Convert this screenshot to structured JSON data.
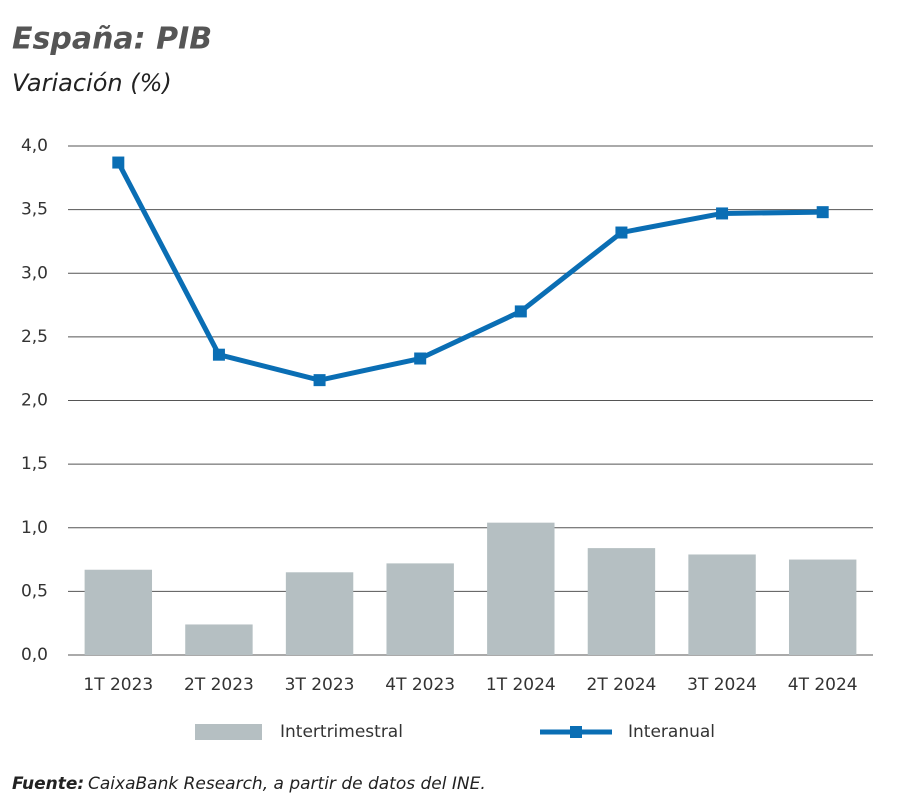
{
  "chart_data": {
    "type": "bar-line",
    "title": "España: PIB",
    "subtitle": "Variación (%)",
    "source_label": "Fuente:",
    "source_text": "CaixaBank Research, a partir de datos del INE.",
    "categories": [
      "1T 2023",
      "2T 2023",
      "3T 2023",
      "4T 2023",
      "1T 2024",
      "2T 2024",
      "3T 2024",
      "4T 2024"
    ],
    "series": [
      {
        "name": "Intertrimestral",
        "type": "bar",
        "color": "#b5bfc2",
        "values": [
          0.67,
          0.24,
          0.65,
          0.72,
          1.04,
          0.84,
          0.79,
          0.75
        ]
      },
      {
        "name": "Interanual",
        "type": "line",
        "color": "#0a6eb4",
        "values": [
          3.87,
          2.36,
          2.16,
          2.33,
          2.7,
          3.32,
          3.47,
          3.48
        ]
      }
    ],
    "ylim": [
      0,
      4
    ],
    "yticks": [
      {
        "value": 0,
        "label": "0,0"
      },
      {
        "value": 0.5,
        "label": "0,5"
      },
      {
        "value": 1,
        "label": "1,0"
      },
      {
        "value": 1.5,
        "label": "1,5"
      },
      {
        "value": 2,
        "label": "2,0"
      },
      {
        "value": 2.5,
        "label": "2,5"
      },
      {
        "value": 3,
        "label": "3,0"
      },
      {
        "value": 3.5,
        "label": "3,5"
      },
      {
        "value": 4,
        "label": "4,0"
      }
    ],
    "grid": true
  }
}
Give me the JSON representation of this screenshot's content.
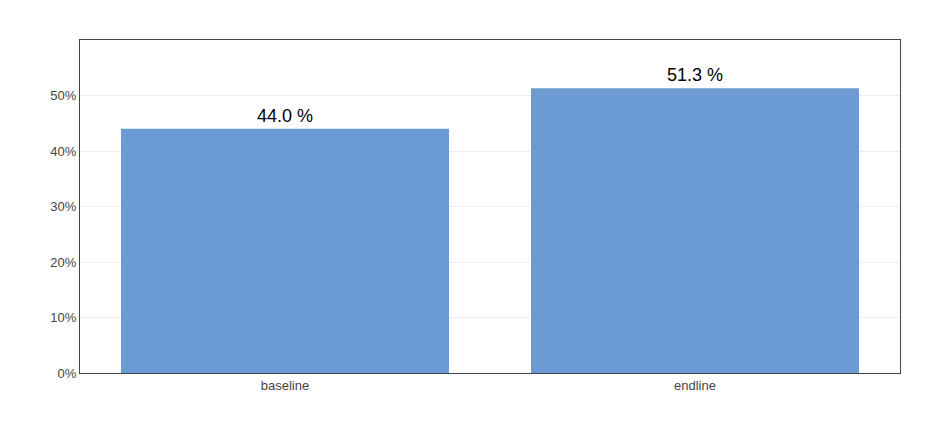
{
  "chart_data": {
    "type": "bar",
    "categories": [
      "baseline",
      "endline"
    ],
    "values": [
      44.0,
      51.3
    ],
    "value_labels": [
      "44.0 %",
      "51.3 %"
    ],
    "data_labels": true,
    "color": "#6b9bd2",
    "ylim": [
      0,
      60
    ],
    "yticks": [
      {
        "value": 0,
        "label": "0%"
      },
      {
        "value": 10,
        "label": "10%"
      },
      {
        "value": 20,
        "label": "20%"
      },
      {
        "value": 30,
        "label": "30%"
      },
      {
        "value": 40,
        "label": "40%"
      },
      {
        "value": 50,
        "label": "50%"
      }
    ],
    "grid": true
  }
}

----------

#### [Directions]
Starting with the line that holds "Give me the", retype each line through the last one in the listing above, exactly as written. Do not copy any pictures.

#### [Response below]
Give me the JSON representation of this screenshot's content.
{
  "chart_data": {
    "type": "bar",
    "categories": [
      "baseline",
      "endline"
    ],
    "values": [
      44.0,
      51.3
    ],
    "value_labels": [
      "44.0 %",
      "51.3 %"
    ],
    "data_labels": true,
    "color": "#6b9bd2",
    "ylim": [
      0,
      60
    ],
    "yticks": [
      {
        "value": 0,
        "label": "0%"
      },
      {
        "value": 10,
        "label": "10%"
      },
      {
        "value": 20,
        "label": "20%"
      },
      {
        "value": 30,
        "label": "30%"
      },
      {
        "value": 40,
        "label": "40%"
      },
      {
        "value": 50,
        "label": "50%"
      }
    ],
    "grid": true
  }
}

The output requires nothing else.